- YOUR INSTRUCTIONS -
Output an exact reproduction of the data.

- RECORDS SHOWN -
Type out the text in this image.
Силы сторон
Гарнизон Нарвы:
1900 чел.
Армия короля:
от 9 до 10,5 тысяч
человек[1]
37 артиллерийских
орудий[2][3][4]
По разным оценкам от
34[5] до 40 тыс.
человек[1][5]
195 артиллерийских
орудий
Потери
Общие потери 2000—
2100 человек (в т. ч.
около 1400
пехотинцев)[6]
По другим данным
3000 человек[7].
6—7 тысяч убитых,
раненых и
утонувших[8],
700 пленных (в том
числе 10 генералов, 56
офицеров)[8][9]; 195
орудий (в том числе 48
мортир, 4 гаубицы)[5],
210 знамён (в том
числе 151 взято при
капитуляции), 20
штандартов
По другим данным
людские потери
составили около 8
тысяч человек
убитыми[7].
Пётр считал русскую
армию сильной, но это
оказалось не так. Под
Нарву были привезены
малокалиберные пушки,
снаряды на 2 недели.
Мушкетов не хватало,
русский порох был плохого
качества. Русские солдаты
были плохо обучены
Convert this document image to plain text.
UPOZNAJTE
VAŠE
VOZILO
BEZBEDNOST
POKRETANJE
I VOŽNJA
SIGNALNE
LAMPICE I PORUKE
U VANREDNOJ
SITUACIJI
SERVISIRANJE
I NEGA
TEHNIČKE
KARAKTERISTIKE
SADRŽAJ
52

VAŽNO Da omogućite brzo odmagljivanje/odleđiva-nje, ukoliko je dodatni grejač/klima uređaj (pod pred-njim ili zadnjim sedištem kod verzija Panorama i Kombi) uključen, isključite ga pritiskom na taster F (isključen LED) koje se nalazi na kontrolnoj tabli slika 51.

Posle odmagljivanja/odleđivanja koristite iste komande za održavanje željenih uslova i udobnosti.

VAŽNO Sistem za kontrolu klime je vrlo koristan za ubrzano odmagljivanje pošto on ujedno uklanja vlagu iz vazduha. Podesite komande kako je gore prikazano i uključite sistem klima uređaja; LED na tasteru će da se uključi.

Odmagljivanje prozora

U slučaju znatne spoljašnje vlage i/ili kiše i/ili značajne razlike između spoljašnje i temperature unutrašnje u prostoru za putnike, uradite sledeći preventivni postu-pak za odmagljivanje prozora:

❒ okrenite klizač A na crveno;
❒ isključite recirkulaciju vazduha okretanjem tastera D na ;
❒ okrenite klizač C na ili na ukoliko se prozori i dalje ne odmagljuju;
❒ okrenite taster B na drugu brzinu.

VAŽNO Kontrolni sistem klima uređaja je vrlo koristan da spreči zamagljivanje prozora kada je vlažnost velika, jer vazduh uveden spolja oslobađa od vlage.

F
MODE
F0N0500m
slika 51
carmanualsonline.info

- FINAL RESULT -
Type out the text in this image.
Силы сторон
Гарнизон Нарвы:
1900 чел.
Армия короля:
от 9 до 10,5 тысяч
человек[1]
37 артиллерийских
орудий[2][3][4]
По разным оценкам от
34[5] до 40 тыс.
человек[1][5]
195 артиллерийских
орудий
Потери
Общие потери 2000—
2100 человек (в т. ч.
около 1400
пехотинцев)[6]
По другим данным
3000 человек[7].
6—7 тысяч убитых,
раненых и
утонувших[8],
700 пленных (в том
числе 10 генералов, 56
офицеров)[8][9]; 195
орудий (в том числе 48
мортир, 4 гаубицы)[5],
210 знамён (в том
числе 151 взято при
капитуляции), 20
штандартов
По другим данным
людские потери
составили около 8
тысяч человек
убитыми[7].
Пётр считал русскую
армию сильной, но это
оказалось не так. Под
Нарву были привезены
малокалиберные пушки,
снаряды на 2 недели.
Мушкетов не хватало,
русский порох был плохого
качества. Русские солдаты
были плохо обучены
Convert this document image to plain text.
UPOZNAJTE
VAŠE
VOZILO
BEZBEDNOST
POKRETANJE
I VOŽNJA
SIGNALNE
LAMPICE I PORUKE
U VANREDNOJ
SITUACIJI
SERVISIRANJE
I NEGA
TEHNIČKE
KARAKTERISTIKE
SADRŽAJ
52

VAŽNO Da omogućite brzo odmagljivanje/odleđiva-nje, ukoliko je dodatni grejač/klima uređaj (pod pred-njim ili zadnjim sedištem kod verzija Panorama i Kombi) uključen, isključite ga pritiskom na taster F (isključen LED) koje se nalazi na kontrolnoj tabli slika 51.

Posle odmagljivanja/odleđivanja koristite iste komande za održavanje željenih uslova i udobnosti.

VAŽNO Sistem za kontrolu klime je vrlo koristan za ubrzano odmagljivanje pošto on ujedno uklanja vlagu iz vazduha. Podesite komande kako je gore prikazano i uključite sistem klima uređaja; LED na tasteru će da se uključi.

Odmagljivanje prozora

U slučaju znatne spoljašnje vlage i/ili kiše i/ili značajne razlike između spoljašnje i temperature unutrašnje u prostoru za putnike, uradite sledeći preventivni postu-pak za odmagljivanje prozora:

❒ okrenite klizač A na crveno;
❒ isključite recirkulaciju vazduha okretanjem tastera D na ;
❒ okrenite klizač C na ili na ukoliko se prozori i dalje ne odmagljuju;
❒ okrenite taster B na drugu brzinu.

VAŽNO Kontrolni sistem klima uređaja je vrlo koristan da spreči zamagljivanje prozora kada je vlažnost velika, jer vazduh uveden spolja oslobađa od vlage.

F
MODE
F0N0500m
slika 51
carmanualsonline.info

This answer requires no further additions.